[REQUEST]:
Reproduce every record below exactly as it appears.

[Dataset entries]

-------------------------

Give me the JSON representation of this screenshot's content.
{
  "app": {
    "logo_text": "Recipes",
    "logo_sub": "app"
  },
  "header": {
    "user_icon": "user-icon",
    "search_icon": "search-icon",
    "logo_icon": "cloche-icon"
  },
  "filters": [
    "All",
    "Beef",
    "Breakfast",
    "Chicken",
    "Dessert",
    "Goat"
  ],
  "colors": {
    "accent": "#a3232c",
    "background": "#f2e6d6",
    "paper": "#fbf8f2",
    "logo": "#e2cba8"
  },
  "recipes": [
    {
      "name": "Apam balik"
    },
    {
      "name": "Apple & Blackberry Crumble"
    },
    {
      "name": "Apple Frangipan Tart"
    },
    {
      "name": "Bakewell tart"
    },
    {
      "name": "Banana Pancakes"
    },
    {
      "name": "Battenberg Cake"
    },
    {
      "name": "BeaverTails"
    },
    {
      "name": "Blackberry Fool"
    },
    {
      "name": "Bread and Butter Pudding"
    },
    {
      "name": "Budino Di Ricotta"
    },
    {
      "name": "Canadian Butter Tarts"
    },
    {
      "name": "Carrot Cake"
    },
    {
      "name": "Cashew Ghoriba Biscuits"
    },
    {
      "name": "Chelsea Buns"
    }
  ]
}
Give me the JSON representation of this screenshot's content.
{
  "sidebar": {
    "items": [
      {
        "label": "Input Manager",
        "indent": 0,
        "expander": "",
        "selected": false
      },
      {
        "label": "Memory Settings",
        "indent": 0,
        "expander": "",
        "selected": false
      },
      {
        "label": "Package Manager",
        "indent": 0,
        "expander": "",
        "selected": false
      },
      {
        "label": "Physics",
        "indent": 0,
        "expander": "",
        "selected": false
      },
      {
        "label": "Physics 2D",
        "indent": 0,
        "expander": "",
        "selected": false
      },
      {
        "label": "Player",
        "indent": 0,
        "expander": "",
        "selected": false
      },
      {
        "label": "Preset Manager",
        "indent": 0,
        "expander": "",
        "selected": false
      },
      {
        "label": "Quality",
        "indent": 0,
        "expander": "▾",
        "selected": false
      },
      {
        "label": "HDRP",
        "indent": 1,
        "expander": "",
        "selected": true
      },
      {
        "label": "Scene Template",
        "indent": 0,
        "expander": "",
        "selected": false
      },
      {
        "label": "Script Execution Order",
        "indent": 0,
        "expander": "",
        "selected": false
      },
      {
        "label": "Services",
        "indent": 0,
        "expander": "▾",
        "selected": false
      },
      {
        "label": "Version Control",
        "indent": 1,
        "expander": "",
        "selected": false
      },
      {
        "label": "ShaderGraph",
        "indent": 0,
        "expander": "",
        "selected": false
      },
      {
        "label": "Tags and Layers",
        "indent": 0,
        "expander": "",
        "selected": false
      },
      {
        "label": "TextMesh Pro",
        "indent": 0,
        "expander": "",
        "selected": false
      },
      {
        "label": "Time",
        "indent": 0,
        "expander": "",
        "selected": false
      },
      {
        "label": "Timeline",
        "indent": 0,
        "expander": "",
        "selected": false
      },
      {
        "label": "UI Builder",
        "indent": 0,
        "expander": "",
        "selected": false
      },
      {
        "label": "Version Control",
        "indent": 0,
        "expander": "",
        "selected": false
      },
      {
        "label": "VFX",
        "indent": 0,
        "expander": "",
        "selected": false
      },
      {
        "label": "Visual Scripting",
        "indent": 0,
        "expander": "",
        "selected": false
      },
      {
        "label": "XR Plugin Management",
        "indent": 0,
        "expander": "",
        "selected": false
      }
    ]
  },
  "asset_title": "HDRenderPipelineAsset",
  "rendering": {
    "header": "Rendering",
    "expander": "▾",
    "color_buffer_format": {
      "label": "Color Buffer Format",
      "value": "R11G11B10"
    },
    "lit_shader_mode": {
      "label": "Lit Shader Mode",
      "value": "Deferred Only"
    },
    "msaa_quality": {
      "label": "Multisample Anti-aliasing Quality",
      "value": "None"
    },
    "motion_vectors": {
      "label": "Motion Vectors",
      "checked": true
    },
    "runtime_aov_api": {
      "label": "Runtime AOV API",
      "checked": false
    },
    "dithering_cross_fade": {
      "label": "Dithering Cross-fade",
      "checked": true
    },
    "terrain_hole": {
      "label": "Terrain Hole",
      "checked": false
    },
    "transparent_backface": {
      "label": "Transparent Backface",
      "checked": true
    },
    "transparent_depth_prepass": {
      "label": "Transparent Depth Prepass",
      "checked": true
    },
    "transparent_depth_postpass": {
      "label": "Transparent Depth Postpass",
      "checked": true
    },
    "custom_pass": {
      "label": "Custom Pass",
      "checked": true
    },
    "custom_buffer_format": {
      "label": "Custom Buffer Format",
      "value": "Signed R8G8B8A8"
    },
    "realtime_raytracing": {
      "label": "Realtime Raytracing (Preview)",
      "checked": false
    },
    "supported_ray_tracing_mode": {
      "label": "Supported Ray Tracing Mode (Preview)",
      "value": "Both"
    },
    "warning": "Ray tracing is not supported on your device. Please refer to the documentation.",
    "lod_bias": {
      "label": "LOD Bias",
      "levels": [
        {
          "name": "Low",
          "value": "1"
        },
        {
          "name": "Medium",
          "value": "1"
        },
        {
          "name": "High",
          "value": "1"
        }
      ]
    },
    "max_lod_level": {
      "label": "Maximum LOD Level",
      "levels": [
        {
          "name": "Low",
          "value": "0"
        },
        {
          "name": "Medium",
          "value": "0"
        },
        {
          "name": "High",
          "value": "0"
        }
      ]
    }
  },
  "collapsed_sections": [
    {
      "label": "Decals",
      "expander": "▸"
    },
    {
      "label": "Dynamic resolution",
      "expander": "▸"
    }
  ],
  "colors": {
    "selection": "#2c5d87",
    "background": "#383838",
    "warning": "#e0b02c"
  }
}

-------------------------

[TASK OUTPUT]:
Give me the JSON representation of this screenshot's content.
{
  "app": {
    "logo_text": "Recipes",
    "logo_sub": "app"
  },
  "header": {
    "user_icon": "user-icon",
    "search_icon": "search-icon",
    "logo_icon": "cloche-icon"
  },
  "filters": [
    "All",
    "Beef",
    "Breakfast",
    "Chicken",
    "Dessert",
    "Goat"
  ],
  "colors": {
    "accent": "#a3232c",
    "background": "#f2e6d6",
    "paper": "#fbf8f2",
    "logo": "#e2cba8"
  },
  "recipes": [
    {
      "name": "Apam balik"
    },
    {
      "name": "Apple & Blackberry Crumble"
    },
    {
      "name": "Apple Frangipan Tart"
    },
    {
      "name": "Bakewell tart"
    },
    {
      "name": "Banana Pancakes"
    },
    {
      "name": "Battenberg Cake"
    },
    {
      "name": "BeaverTails"
    },
    {
      "name": "Blackberry Fool"
    },
    {
      "name": "Bread and Butter Pudding"
    },
    {
      "name": "Budino Di Ricotta"
    },
    {
      "name": "Canadian Butter Tarts"
    },
    {
      "name": "Carrot Cake"
    },
    {
      "name": "Cashew Ghoriba Biscuits"
    },
    {
      "name": "Chelsea Buns"
    }
  ]
}
Give me the JSON representation of this screenshot's content.
{
  "sidebar": {
    "items": [
      {
        "label": "Input Manager",
        "indent": 0,
        "expander": "",
        "selected": false
      },
      {
        "label": "Memory Settings",
        "indent": 0,
        "expander": "",
        "selected": false
      },
      {
        "label": "Package Manager",
        "indent": 0,
        "expander": "",
        "selected": false
      },
      {
        "label": "Physics",
        "indent": 0,
        "expander": "",
        "selected": false
      },
      {
        "label": "Physics 2D",
        "indent": 0,
        "expander": "",
        "selected": false
      },
      {
        "label": "Player",
        "indent": 0,
        "expander": "",
        "selected": false
      },
      {
        "label": "Preset Manager",
        "indent": 0,
        "expander": "",
        "selected": false
      },
      {
        "label": "Quality",
        "indent": 0,
        "expander": "▾",
        "selected": false
      },
      {
        "label": "HDRP",
        "indent": 1,
        "expander": "",
        "selected": true
      },
      {
        "label": "Scene Template",
        "indent": 0,
        "expander": "",
        "selected": false
      },
      {
        "label": "Script Execution Order",
        "indent": 0,
        "expander": "",
        "selected": false
      },
      {
        "label": "Services",
        "indent": 0,
        "expander": "▾",
        "selected": false
      },
      {
        "label": "Version Control",
        "indent": 1,
        "expander": "",
        "selected": false
      },
      {
        "label": "ShaderGraph",
        "indent": 0,
        "expander": "",
        "selected": false
      },
      {
        "label": "Tags and Layers",
        "indent": 0,
        "expander": "",
        "selected": false
      },
      {
        "label": "TextMesh Pro",
        "indent": 0,
        "expander": "",
        "selected": false
      },
      {
        "label": "Time",
        "indent": 0,
        "expander": "",
        "selected": false
      },
      {
        "label": "Timeline",
        "indent": 0,
        "expander": "",
        "selected": false
      },
      {
        "label": "UI Builder",
        "indent": 0,
        "expander": "",
        "selected": false
      },
      {
        "label": "Version Control",
        "indent": 0,
        "expander": "",
        "selected": false
      },
      {
        "label": "VFX",
        "indent": 0,
        "expander": "",
        "selected": false
      },
      {
        "label": "Visual Scripting",
        "indent": 0,
        "expander": "",
        "selected": false
      },
      {
        "label": "XR Plugin Management",
        "indent": 0,
        "expander": "",
        "selected": false
      }
    ]
  },
  "asset_title": "HDRenderPipelineAsset",
  "rendering": {
    "header": "Rendering",
    "expander": "▾",
    "color_buffer_format": {
      "label": "Color Buffer Format",
      "value": "R11G11B10"
    },
    "lit_shader_mode": {
      "label": "Lit Shader Mode",
      "value": "Deferred Only"
    },
    "msaa_quality": {
      "label": "Multisample Anti-aliasing Quality",
      "value": "None"
    },
    "motion_vectors": {
      "label": "Motion Vectors",
      "checked": true
    },
    "runtime_aov_api": {
      "label": "Runtime AOV API",
      "checked": false
    },
    "dithering_cross_fade": {
      "label": "Dithering Cross-fade",
      "checked": true
    },
    "terrain_hole": {
      "label": "Terrain Hole",
      "checked": false
    },
    "transparent_backface": {
      "label": "Transparent Backface",
      "checked": true
    },
    "transparent_depth_prepass": {
      "label": "Transparent Depth Prepass",
      "checked": true
    },
    "transparent_depth_postpass": {
      "label": "Transparent Depth Postpass",
      "checked": true
    },
    "custom_pass": {
      "label": "Custom Pass",
      "checked": true
    },
    "custom_buffer_format": {
      "label": "Custom Buffer Format",
      "value": "Signed R8G8B8A8"
    },
    "realtime_raytracing": {
      "label": "Realtime Raytracing (Preview)",
      "checked": false
    },
    "supported_ray_tracing_mode": {
      "label": "Supported Ray Tracing Mode (Preview)",
      "value": "Both"
    },
    "warning": "Ray tracing is not supported on your device. Please refer to the documentation.",
    "lod_bias": {
      "label": "LOD Bias",
      "levels": [
        {
          "name": "Low",
          "value": "1"
        },
        {
          "name": "Medium",
          "value": "1"
        },
        {
          "name": "High",
          "value": "1"
        }
      ]
    },
    "max_lod_level": {
      "label": "Maximum LOD Level",
      "levels": [
        {
          "name": "Low",
          "value": "0"
        },
        {
          "name": "Medium",
          "value": "0"
        },
        {
          "name": "High",
          "value": "0"
        }
      ]
    }
  },
  "collapsed_sections": [
    {
      "label": "Decals",
      "expander": "▸"
    },
    {
      "label": "Dynamic resolution",
      "expander": "▸"
    }
  ],
  "colors": {
    "selection": "#2c5d87",
    "background": "#383838",
    "warning": "#e0b02c"
  }
}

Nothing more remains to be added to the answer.